[Collected data]
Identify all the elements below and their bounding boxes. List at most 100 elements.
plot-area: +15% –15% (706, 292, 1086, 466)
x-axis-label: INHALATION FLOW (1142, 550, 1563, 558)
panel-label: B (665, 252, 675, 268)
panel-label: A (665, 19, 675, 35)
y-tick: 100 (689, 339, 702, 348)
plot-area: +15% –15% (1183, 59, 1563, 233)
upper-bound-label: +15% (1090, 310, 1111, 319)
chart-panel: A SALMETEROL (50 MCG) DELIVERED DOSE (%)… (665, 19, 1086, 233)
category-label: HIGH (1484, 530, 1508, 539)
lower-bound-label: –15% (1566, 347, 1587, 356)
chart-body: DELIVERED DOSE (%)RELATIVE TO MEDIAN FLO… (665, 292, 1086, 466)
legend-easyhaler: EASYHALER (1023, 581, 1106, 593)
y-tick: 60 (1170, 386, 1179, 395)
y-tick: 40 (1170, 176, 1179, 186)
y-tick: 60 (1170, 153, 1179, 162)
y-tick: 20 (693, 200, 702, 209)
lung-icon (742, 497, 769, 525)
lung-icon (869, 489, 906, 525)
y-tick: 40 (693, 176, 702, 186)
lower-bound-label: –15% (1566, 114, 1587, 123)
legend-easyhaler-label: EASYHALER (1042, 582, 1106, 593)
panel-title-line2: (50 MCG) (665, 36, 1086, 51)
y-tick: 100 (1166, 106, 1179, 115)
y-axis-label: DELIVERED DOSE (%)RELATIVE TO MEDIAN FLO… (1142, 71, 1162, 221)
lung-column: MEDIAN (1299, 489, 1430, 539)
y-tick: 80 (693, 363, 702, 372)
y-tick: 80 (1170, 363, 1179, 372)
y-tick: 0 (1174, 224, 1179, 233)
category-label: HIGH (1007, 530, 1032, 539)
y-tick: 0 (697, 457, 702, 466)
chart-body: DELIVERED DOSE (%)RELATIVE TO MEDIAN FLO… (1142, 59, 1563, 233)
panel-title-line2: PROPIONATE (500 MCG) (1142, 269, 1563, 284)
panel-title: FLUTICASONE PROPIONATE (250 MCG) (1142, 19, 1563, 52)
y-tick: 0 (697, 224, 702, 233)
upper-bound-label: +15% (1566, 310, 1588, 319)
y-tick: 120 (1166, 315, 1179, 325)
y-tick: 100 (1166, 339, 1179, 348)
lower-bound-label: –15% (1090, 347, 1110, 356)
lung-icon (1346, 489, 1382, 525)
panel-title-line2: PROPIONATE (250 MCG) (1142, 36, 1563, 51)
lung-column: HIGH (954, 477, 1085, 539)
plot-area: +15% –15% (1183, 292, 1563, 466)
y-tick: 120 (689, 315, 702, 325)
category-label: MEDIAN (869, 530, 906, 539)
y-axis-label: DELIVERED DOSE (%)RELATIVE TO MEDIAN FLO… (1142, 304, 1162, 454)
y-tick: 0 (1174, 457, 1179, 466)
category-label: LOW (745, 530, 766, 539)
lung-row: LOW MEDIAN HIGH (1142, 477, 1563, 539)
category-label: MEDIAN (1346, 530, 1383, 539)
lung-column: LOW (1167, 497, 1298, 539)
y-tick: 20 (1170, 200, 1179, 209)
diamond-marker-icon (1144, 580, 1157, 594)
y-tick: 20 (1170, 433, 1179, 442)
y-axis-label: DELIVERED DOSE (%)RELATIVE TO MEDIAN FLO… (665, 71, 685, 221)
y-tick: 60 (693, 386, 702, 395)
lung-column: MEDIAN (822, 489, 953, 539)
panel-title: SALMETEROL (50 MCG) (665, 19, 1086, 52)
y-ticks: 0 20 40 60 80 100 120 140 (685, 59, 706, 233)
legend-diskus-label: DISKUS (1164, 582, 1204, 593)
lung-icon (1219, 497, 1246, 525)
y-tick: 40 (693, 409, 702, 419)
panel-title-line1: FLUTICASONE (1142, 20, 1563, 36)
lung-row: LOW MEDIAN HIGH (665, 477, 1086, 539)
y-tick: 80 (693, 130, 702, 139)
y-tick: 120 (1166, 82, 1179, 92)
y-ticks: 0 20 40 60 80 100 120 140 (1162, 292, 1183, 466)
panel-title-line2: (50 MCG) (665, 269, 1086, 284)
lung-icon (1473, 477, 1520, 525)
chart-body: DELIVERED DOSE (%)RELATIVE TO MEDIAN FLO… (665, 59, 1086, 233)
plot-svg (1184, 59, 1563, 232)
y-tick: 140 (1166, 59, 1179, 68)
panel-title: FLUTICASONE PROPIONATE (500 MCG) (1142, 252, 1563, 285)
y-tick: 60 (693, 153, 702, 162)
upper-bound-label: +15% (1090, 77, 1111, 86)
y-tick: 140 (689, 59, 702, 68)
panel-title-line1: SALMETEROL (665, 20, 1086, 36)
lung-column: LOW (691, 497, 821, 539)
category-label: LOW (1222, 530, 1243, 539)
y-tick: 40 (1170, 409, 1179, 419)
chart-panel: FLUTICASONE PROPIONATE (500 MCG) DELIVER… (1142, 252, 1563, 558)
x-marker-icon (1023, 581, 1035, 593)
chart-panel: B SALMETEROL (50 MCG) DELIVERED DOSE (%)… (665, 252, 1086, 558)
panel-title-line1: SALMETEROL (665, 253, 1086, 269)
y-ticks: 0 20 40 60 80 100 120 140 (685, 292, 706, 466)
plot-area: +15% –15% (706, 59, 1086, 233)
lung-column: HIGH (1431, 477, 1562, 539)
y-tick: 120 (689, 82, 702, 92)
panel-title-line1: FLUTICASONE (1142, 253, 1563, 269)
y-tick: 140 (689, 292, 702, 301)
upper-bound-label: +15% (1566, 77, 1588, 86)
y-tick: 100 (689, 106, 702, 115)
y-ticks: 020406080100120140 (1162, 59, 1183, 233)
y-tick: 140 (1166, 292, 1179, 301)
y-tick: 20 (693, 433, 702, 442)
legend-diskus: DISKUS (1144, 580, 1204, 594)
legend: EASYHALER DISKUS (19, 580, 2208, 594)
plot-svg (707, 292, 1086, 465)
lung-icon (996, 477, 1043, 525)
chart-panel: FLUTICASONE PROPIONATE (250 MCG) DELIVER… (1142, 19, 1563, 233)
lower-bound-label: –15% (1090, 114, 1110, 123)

WHAT IS EXPECTED: Filter the rows above, keeping only those that contain the string "column". Matching is case-sensitive.

SOLVED EXERCISE:
lung-column: MEDIAN (1299, 489, 1430, 539)
lung-column: HIGH (954, 477, 1085, 539)
lung-column: LOW (1167, 497, 1298, 539)
lung-column: MEDIAN (822, 489, 953, 539)
lung-column: LOW (691, 497, 821, 539)
lung-column: HIGH (1431, 477, 1562, 539)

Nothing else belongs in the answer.